-- Start of EXERCISE DATA --

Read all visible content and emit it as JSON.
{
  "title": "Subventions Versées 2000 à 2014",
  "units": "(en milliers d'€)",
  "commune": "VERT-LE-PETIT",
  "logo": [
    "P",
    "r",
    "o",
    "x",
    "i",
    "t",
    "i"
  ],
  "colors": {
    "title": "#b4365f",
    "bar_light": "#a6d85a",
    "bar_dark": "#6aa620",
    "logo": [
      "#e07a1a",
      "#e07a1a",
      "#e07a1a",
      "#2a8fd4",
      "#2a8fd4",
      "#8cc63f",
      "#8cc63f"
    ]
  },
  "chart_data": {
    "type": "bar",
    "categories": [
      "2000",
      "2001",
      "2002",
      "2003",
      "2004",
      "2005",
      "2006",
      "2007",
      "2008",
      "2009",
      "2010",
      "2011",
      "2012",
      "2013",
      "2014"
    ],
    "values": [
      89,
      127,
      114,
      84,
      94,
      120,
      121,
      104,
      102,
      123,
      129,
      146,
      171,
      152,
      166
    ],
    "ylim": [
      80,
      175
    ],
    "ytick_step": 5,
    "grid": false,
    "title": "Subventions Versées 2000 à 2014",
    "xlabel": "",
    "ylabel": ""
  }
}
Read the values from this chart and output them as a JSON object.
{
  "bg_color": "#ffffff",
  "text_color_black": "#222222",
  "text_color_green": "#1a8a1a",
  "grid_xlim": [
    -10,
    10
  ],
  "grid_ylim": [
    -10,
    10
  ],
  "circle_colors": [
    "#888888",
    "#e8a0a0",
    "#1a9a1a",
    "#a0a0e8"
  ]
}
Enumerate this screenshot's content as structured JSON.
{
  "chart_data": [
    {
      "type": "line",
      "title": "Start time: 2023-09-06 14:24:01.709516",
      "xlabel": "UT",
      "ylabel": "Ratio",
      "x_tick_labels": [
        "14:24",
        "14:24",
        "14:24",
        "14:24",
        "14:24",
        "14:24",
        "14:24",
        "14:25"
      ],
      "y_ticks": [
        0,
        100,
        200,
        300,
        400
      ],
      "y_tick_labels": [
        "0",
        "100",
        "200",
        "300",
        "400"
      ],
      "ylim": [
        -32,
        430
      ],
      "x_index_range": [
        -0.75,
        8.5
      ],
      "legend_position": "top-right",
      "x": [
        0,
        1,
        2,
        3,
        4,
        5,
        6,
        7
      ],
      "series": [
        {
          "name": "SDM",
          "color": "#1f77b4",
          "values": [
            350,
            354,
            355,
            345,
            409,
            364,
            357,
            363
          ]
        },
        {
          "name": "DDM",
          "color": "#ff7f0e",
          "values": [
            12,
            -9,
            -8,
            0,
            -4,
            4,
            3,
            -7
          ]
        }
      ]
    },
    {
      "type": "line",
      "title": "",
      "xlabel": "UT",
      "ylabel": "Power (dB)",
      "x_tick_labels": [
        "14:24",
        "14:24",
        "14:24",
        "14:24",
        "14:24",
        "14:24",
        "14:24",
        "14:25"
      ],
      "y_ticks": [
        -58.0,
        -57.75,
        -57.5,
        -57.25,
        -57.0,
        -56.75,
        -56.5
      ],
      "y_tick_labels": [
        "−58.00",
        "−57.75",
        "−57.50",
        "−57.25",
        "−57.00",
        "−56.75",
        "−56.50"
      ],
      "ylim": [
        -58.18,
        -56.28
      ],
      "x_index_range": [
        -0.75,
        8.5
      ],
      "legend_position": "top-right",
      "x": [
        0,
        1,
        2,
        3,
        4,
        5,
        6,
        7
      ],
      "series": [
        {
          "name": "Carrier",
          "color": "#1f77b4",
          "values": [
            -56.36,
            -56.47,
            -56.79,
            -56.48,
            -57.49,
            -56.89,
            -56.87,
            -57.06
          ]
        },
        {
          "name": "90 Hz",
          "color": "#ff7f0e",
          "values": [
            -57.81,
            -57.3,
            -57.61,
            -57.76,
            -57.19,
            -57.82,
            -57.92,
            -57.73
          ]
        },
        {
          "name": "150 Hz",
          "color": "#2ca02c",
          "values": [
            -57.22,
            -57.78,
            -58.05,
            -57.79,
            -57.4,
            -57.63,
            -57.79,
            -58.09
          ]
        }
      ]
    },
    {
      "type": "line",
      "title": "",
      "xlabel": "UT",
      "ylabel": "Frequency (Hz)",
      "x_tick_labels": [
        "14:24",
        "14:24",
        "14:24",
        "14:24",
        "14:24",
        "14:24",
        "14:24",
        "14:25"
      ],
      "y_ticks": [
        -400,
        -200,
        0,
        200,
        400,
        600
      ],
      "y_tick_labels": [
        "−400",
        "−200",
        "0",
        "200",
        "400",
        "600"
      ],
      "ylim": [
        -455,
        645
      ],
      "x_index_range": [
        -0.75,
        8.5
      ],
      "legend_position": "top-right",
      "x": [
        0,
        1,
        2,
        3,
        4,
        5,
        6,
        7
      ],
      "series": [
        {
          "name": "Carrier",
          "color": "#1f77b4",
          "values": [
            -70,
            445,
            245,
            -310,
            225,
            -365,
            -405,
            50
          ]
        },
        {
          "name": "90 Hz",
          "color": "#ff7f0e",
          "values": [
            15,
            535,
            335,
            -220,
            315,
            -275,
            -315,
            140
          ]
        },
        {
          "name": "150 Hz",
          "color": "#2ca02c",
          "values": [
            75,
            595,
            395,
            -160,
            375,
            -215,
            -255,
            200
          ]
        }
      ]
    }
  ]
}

-- End of EXERCISE DATA --

• **WORK TO COMPLETE**:
Copy every line verbatim.

• **ANSWER FOR THIS EXERCISE**:
Read all visible content and emit it as JSON.
{
  "title": "Subventions Versées 2000 à 2014",
  "units": "(en milliers d'€)",
  "commune": "VERT-LE-PETIT",
  "logo": [
    "P",
    "r",
    "o",
    "x",
    "i",
    "t",
    "i"
  ],
  "colors": {
    "title": "#b4365f",
    "bar_light": "#a6d85a",
    "bar_dark": "#6aa620",
    "logo": [
      "#e07a1a",
      "#e07a1a",
      "#e07a1a",
      "#2a8fd4",
      "#2a8fd4",
      "#8cc63f",
      "#8cc63f"
    ]
  },
  "chart_data": {
    "type": "bar",
    "categories": [
      "2000",
      "2001",
      "2002",
      "2003",
      "2004",
      "2005",
      "2006",
      "2007",
      "2008",
      "2009",
      "2010",
      "2011",
      "2012",
      "2013",
      "2014"
    ],
    "values": [
      89,
      127,
      114,
      84,
      94,
      120,
      121,
      104,
      102,
      123,
      129,
      146,
      171,
      152,
      166
    ],
    "ylim": [
      80,
      175
    ],
    "ytick_step": 5,
    "grid": false,
    "title": "Subventions Versées 2000 à 2014",
    "xlabel": "",
    "ylabel": ""
  }
}
Read the values from this chart and output them as a JSON object.
{
  "bg_color": "#ffffff",
  "text_color_black": "#222222",
  "text_color_green": "#1a8a1a",
  "grid_xlim": [
    -10,
    10
  ],
  "grid_ylim": [
    -10,
    10
  ],
  "circle_colors": [
    "#888888",
    "#e8a0a0",
    "#1a9a1a",
    "#a0a0e8"
  ]
}
Enumerate this screenshot's content as structured JSON.
{
  "chart_data": [
    {
      "type": "line",
      "title": "Start time: 2023-09-06 14:24:01.709516",
      "xlabel": "UT",
      "ylabel": "Ratio",
      "x_tick_labels": [
        "14:24",
        "14:24",
        "14:24",
        "14:24",
        "14:24",
        "14:24",
        "14:24",
        "14:25"
      ],
      "y_ticks": [
        0,
        100,
        200,
        300,
        400
      ],
      "y_tick_labels": [
        "0",
        "100",
        "200",
        "300",
        "400"
      ],
      "ylim": [
        -32,
        430
      ],
      "x_index_range": [
        -0.75,
        8.5
      ],
      "legend_position": "top-right",
      "x": [
        0,
        1,
        2,
        3,
        4,
        5,
        6,
        7
      ],
      "series": [
        {
          "name": "SDM",
          "color": "#1f77b4",
          "values": [
            350,
            354,
            355,
            345,
            409,
            364,
            357,
            363
          ]
        },
        {
          "name": "DDM",
          "color": "#ff7f0e",
          "values": [
            12,
            -9,
            -8,
            0,
            -4,
            4,
            3,
            -7
          ]
        }
      ]
    },
    {
      "type": "line",
      "title": "",
      "xlabel": "UT",
      "ylabel": "Power (dB)",
      "x_tick_labels": [
        "14:24",
        "14:24",
        "14:24",
        "14:24",
        "14:24",
        "14:24",
        "14:24",
        "14:25"
      ],
      "y_ticks": [
        -58.0,
        -57.75,
        -57.5,
        -57.25,
        -57.0,
        -56.75,
        -56.5
      ],
      "y_tick_labels": [
        "−58.00",
        "−57.75",
        "−57.50",
        "−57.25",
        "−57.00",
        "−56.75",
        "−56.50"
      ],
      "ylim": [
        -58.18,
        -56.28
      ],
      "x_index_range": [
        -0.75,
        8.5
      ],
      "legend_position": "top-right",
      "x": [
        0,
        1,
        2,
        3,
        4,
        5,
        6,
        7
      ],
      "series": [
        {
          "name": "Carrier",
          "color": "#1f77b4",
          "values": [
            -56.36,
            -56.47,
            -56.79,
            -56.48,
            -57.49,
            -56.89,
            -56.87,
            -57.06
          ]
        },
        {
          "name": "90 Hz",
          "color": "#ff7f0e",
          "values": [
            -57.81,
            -57.3,
            -57.61,
            -57.76,
            -57.19,
            -57.82,
            -57.92,
            -57.73
          ]
        },
        {
          "name": "150 Hz",
          "color": "#2ca02c",
          "values": [
            -57.22,
            -57.78,
            -58.05,
            -57.79,
            -57.4,
            -57.63,
            -57.79,
            -58.09
          ]
        }
      ]
    },
    {
      "type": "line",
      "title": "",
      "xlabel": "UT",
      "ylabel": "Frequency (Hz)",
      "x_tick_labels": [
        "14:24",
        "14:24",
        "14:24",
        "14:24",
        "14:24",
        "14:24",
        "14:24",
        "14:25"
      ],
      "y_ticks": [
        -400,
        -200,
        0,
        200,
        400,
        600
      ],
      "y_tick_labels": [
        "−400",
        "−200",
        "0",
        "200",
        "400",
        "600"
      ],
      "ylim": [
        -455,
        645
      ],
      "x_index_range": [
        -0.75,
        8.5
      ],
      "legend_position": "top-right",
      "x": [
        0,
        1,
        2,
        3,
        4,
        5,
        6,
        7
      ],
      "series": [
        {
          "name": "Carrier",
          "color": "#1f77b4",
          "values": [
            -70,
            445,
            245,
            -310,
            225,
            -365,
            -405,
            50
          ]
        },
        {
          "name": "90 Hz",
          "color": "#ff7f0e",
          "values": [
            15,
            535,
            335,
            -220,
            315,
            -275,
            -315,
            140
          ]
        },
        {
          "name": "150 Hz",
          "color": "#2ca02c",
          "values": [
            75,
            595,
            395,
            -160,
            375,
            -215,
            -255,
            200
          ]
        }
      ]
    }
  ]
}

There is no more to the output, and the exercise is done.